_BRIEF_
Set down each entry from the block beneath, exactly as written.

_Dataset entries on figures_
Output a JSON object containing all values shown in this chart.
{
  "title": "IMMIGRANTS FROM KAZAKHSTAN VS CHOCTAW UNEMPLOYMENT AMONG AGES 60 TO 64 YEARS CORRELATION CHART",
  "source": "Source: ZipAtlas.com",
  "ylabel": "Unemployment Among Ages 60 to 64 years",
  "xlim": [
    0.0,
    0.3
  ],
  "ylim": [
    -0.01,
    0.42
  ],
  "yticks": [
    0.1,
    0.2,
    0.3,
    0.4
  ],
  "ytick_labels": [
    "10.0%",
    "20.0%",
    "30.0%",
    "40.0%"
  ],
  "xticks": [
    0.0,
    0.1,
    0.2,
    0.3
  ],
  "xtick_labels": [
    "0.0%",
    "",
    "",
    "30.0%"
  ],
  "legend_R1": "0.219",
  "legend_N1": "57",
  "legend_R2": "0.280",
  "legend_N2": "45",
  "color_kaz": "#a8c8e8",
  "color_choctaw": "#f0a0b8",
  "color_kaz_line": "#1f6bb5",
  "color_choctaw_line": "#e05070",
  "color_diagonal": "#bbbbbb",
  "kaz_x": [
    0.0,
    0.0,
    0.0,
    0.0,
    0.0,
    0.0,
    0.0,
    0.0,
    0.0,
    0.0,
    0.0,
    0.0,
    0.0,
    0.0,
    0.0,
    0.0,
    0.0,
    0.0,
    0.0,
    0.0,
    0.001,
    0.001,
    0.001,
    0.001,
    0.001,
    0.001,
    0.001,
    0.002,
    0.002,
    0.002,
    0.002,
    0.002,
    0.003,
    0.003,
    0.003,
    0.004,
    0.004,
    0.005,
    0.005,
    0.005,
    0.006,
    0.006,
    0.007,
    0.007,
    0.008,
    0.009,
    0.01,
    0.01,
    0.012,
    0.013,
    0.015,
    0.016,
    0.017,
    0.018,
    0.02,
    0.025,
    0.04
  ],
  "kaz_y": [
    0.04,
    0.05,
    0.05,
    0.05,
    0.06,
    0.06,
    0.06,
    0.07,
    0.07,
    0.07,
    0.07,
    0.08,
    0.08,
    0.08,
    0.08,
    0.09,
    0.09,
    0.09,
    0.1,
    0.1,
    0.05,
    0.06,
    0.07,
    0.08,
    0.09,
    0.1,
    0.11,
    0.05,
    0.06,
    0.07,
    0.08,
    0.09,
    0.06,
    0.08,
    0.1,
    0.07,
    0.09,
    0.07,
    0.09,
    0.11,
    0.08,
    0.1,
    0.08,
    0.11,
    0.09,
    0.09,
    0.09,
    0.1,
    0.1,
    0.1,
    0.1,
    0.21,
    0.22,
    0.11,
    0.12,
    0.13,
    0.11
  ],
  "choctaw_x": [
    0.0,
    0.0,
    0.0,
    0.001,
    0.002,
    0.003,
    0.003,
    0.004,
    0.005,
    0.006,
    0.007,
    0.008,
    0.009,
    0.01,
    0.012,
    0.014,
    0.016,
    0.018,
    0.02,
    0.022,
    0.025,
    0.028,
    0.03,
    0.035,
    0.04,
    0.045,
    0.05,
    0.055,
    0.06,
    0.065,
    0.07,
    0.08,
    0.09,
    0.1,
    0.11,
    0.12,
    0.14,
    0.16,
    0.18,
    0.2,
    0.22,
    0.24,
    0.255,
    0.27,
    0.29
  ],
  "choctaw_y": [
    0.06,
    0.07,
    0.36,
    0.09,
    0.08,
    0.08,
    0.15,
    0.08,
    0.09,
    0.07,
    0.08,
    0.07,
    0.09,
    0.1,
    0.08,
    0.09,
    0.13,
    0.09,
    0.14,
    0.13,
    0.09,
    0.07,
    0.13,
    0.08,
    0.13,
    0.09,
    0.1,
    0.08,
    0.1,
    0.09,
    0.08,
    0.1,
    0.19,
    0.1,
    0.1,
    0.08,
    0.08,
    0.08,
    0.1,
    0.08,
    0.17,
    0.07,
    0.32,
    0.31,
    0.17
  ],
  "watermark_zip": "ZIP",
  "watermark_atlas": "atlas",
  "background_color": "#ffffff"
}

_TASK RESULT_
Output a JSON object containing all values shown in this chart.
{
  "title": "IMMIGRANTS FROM KAZAKHSTAN VS CHOCTAW UNEMPLOYMENT AMONG AGES 60 TO 64 YEARS CORRELATION CHART",
  "source": "Source: ZipAtlas.com",
  "ylabel": "Unemployment Among Ages 60 to 64 years",
  "xlim": [
    0.0,
    0.3
  ],
  "ylim": [
    -0.01,
    0.42
  ],
  "yticks": [
    0.1,
    0.2,
    0.3,
    0.4
  ],
  "ytick_labels": [
    "10.0%",
    "20.0%",
    "30.0%",
    "40.0%"
  ],
  "xticks": [
    0.0,
    0.1,
    0.2,
    0.3
  ],
  "xtick_labels": [
    "0.0%",
    "",
    "",
    "30.0%"
  ],
  "legend_R1": "0.219",
  "legend_N1": "57",
  "legend_R2": "0.280",
  "legend_N2": "45",
  "color_kaz": "#a8c8e8",
  "color_choctaw": "#f0a0b8",
  "color_kaz_line": "#1f6bb5",
  "color_choctaw_line": "#e05070",
  "color_diagonal": "#bbbbbb",
  "kaz_x": [
    0.0,
    0.0,
    0.0,
    0.0,
    0.0,
    0.0,
    0.0,
    0.0,
    0.0,
    0.0,
    0.0,
    0.0,
    0.0,
    0.0,
    0.0,
    0.0,
    0.0,
    0.0,
    0.0,
    0.0,
    0.001,
    0.001,
    0.001,
    0.001,
    0.001,
    0.001,
    0.001,
    0.002,
    0.002,
    0.002,
    0.002,
    0.002,
    0.003,
    0.003,
    0.003,
    0.004,
    0.004,
    0.005,
    0.005,
    0.005,
    0.006,
    0.006,
    0.007,
    0.007,
    0.008,
    0.009,
    0.01,
    0.01,
    0.012,
    0.013,
    0.015,
    0.016,
    0.017,
    0.018,
    0.02,
    0.025,
    0.04
  ],
  "kaz_y": [
    0.04,
    0.05,
    0.05,
    0.05,
    0.06,
    0.06,
    0.06,
    0.07,
    0.07,
    0.07,
    0.07,
    0.08,
    0.08,
    0.08,
    0.08,
    0.09,
    0.09,
    0.09,
    0.1,
    0.1,
    0.05,
    0.06,
    0.07,
    0.08,
    0.09,
    0.1,
    0.11,
    0.05,
    0.06,
    0.07,
    0.08,
    0.09,
    0.06,
    0.08,
    0.1,
    0.07,
    0.09,
    0.07,
    0.09,
    0.11,
    0.08,
    0.1,
    0.08,
    0.11,
    0.09,
    0.09,
    0.09,
    0.1,
    0.1,
    0.1,
    0.1,
    0.21,
    0.22,
    0.11,
    0.12,
    0.13,
    0.11
  ],
  "choctaw_x": [
    0.0,
    0.0,
    0.0,
    0.001,
    0.002,
    0.003,
    0.003,
    0.004,
    0.005,
    0.006,
    0.007,
    0.008,
    0.009,
    0.01,
    0.012,
    0.014,
    0.016,
    0.018,
    0.02,
    0.022,
    0.025,
    0.028,
    0.03,
    0.035,
    0.04,
    0.045,
    0.05,
    0.055,
    0.06,
    0.065,
    0.07,
    0.08,
    0.09,
    0.1,
    0.11,
    0.12,
    0.14,
    0.16,
    0.18,
    0.2,
    0.22,
    0.24,
    0.255,
    0.27,
    0.29
  ],
  "choctaw_y": [
    0.06,
    0.07,
    0.36,
    0.09,
    0.08,
    0.08,
    0.15,
    0.08,
    0.09,
    0.07,
    0.08,
    0.07,
    0.09,
    0.1,
    0.08,
    0.09,
    0.13,
    0.09,
    0.14,
    0.13,
    0.09,
    0.07,
    0.13,
    0.08,
    0.13,
    0.09,
    0.1,
    0.08,
    0.1,
    0.09,
    0.08,
    0.1,
    0.19,
    0.1,
    0.1,
    0.08,
    0.08,
    0.08,
    0.1,
    0.08,
    0.17,
    0.07,
    0.32,
    0.31,
    0.17
  ],
  "watermark_zip": "ZIP",
  "watermark_atlas": "atlas",
  "background_color": "#ffffff"
}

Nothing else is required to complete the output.